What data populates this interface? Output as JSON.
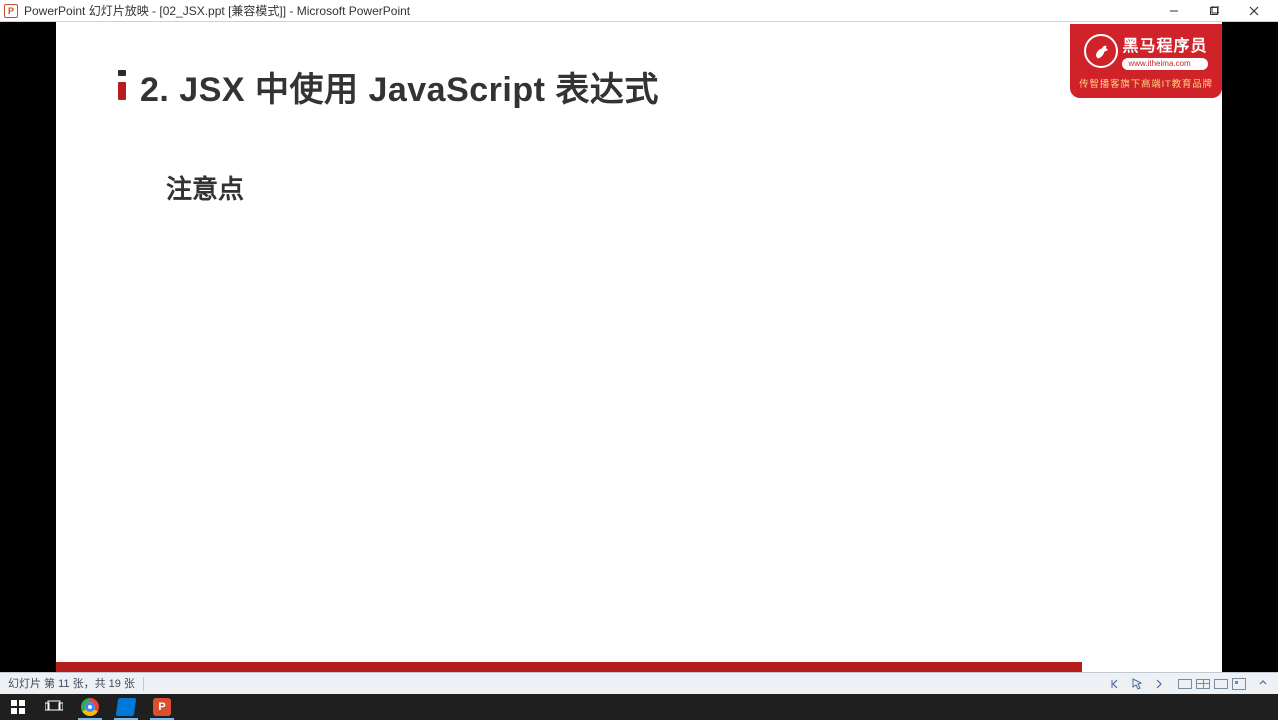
{
  "titlebar": {
    "app_icon_letter": "P",
    "title": "PowerPoint 幻灯片放映 - [02_JSX.ppt [兼容模式]] - Microsoft PowerPoint"
  },
  "slide": {
    "title": "2. JSX 中使用 JavaScript 表达式",
    "subtitle": "注意点",
    "brand": {
      "name": "黑马程序员",
      "url": "www.itheima.com",
      "slogan": "传智播客旗下高端IT教育品牌"
    }
  },
  "statusbar": {
    "text": "幻灯片 第 11 张，共 19 张"
  },
  "taskbar": {
    "items": [
      "windows-start",
      "task-view",
      "chrome",
      "vscode",
      "powerpoint"
    ]
  }
}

WORK TO DO =>
Every entry should be returned exactly as written, minus the pictures.

TASK OUTPUT =>
What data populates this interface? Output as JSON.
{
  "titlebar": {
    "app_icon_letter": "P",
    "title": "PowerPoint 幻灯片放映 - [02_JSX.ppt [兼容模式]] - Microsoft PowerPoint"
  },
  "slide": {
    "title": "2. JSX 中使用 JavaScript 表达式",
    "subtitle": "注意点",
    "brand": {
      "name": "黑马程序员",
      "url": "www.itheima.com",
      "slogan": "传智播客旗下高端IT教育品牌"
    }
  },
  "statusbar": {
    "text": "幻灯片 第 11 张，共 19 张"
  },
  "taskbar": {
    "items": [
      "windows-start",
      "task-view",
      "chrome",
      "vscode",
      "powerpoint"
    ]
  }
}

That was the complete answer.